### [What to work on]
Filter the lines below, copying only those with the string "农保C类".

### [Material shown]
•••••

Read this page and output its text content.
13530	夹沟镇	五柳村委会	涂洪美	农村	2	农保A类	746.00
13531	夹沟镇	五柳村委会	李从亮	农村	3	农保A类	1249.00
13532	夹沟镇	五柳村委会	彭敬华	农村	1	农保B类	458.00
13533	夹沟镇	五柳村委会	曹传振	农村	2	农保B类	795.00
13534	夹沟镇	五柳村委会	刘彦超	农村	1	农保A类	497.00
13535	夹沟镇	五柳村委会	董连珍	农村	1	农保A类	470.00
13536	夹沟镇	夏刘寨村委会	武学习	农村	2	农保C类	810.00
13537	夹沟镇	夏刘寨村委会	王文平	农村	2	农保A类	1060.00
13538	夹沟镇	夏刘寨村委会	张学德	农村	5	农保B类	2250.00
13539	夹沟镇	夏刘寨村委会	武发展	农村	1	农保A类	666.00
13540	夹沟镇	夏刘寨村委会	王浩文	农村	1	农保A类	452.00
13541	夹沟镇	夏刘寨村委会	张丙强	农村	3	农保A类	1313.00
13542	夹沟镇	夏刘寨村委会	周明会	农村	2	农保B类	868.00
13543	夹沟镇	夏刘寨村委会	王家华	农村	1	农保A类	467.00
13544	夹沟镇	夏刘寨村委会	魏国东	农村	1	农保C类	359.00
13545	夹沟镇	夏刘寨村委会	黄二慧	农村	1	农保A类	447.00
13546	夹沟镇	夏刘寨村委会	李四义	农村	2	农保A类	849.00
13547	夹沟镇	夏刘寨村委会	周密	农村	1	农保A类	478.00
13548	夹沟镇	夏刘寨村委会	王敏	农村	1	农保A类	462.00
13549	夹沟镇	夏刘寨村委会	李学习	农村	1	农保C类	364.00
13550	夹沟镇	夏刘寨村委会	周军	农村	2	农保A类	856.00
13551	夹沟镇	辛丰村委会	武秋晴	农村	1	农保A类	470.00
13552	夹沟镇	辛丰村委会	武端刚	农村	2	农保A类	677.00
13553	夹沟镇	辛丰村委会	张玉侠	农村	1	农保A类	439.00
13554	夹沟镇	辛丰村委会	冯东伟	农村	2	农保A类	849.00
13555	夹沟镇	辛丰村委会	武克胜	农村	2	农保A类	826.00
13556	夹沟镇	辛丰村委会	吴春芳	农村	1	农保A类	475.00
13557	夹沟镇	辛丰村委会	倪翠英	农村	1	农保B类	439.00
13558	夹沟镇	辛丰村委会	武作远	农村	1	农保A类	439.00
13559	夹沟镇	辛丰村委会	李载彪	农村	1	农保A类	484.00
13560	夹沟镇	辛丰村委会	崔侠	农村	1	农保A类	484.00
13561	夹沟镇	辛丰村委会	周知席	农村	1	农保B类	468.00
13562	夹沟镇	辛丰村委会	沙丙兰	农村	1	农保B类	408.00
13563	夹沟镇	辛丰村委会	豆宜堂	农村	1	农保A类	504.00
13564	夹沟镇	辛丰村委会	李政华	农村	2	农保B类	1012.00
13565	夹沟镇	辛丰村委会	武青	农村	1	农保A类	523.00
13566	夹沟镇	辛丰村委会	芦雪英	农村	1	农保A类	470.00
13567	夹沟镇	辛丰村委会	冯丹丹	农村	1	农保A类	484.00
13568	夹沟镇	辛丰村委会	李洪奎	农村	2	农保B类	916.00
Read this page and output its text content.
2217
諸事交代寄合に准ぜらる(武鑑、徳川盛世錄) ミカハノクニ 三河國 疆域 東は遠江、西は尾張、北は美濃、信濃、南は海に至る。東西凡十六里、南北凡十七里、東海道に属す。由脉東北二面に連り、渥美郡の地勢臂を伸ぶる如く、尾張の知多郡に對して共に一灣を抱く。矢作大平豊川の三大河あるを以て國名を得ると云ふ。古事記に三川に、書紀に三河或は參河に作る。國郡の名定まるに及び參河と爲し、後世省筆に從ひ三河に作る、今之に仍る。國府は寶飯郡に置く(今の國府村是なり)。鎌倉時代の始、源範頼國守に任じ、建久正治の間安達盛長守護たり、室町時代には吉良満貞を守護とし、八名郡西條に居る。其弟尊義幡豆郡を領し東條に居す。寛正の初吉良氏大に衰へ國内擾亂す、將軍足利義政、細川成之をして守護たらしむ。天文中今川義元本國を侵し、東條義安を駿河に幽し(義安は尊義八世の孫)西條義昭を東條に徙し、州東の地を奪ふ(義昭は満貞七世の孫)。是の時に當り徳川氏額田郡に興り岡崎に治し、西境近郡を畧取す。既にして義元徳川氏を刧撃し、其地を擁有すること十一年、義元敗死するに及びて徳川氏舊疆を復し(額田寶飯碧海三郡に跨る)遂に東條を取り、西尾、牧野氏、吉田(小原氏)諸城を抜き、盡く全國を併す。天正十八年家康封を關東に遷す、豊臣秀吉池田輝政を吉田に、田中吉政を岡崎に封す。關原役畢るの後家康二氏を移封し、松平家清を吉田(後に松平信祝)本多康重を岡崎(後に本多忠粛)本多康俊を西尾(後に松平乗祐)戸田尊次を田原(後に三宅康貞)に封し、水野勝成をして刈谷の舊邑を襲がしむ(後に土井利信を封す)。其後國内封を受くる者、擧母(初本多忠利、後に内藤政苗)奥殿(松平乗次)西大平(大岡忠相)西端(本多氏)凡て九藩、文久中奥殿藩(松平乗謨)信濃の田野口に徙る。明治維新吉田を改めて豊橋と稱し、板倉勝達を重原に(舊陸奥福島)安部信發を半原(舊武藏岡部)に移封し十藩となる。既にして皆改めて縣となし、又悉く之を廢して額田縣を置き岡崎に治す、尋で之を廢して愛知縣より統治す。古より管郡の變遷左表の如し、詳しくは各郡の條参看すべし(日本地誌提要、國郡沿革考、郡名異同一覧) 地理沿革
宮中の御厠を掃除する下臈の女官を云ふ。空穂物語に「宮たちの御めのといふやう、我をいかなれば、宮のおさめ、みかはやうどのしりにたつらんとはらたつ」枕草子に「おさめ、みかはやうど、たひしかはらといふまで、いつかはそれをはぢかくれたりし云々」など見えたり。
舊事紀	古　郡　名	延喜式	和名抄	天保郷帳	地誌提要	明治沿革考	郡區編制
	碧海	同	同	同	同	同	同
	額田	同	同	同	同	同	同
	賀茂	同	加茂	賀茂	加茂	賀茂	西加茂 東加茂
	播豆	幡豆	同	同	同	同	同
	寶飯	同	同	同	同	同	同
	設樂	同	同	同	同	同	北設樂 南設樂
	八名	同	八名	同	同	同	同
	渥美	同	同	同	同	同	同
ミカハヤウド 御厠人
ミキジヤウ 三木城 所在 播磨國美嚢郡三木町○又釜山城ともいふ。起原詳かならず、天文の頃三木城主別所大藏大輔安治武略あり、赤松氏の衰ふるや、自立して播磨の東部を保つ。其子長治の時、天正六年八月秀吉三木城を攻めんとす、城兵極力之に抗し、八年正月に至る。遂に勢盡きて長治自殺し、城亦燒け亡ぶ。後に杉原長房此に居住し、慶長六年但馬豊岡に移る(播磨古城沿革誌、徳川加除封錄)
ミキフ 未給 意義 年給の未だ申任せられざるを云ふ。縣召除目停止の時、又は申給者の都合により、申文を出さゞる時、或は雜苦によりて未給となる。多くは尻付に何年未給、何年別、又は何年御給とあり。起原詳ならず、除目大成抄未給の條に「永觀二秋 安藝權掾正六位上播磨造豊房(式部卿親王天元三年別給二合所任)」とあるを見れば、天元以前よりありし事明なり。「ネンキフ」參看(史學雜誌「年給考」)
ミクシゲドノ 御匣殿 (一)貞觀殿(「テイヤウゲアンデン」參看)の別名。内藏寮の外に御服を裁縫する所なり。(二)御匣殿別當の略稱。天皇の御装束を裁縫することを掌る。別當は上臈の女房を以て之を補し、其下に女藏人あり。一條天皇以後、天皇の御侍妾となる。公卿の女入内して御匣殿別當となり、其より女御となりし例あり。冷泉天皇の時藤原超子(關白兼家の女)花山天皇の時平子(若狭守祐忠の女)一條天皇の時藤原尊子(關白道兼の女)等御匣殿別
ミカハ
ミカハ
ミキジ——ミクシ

•••••

### [Correct output]
13536	夹沟镇	夏刘寨村委会	武学习	农村	2	农保C类	810.00
13544	夹沟镇	夏刘寨村委会	魏国东	农村	1	农保C类	359.00
13549	夹沟镇	夏刘寨村委会	李学习	农村	1	农保C类	364.00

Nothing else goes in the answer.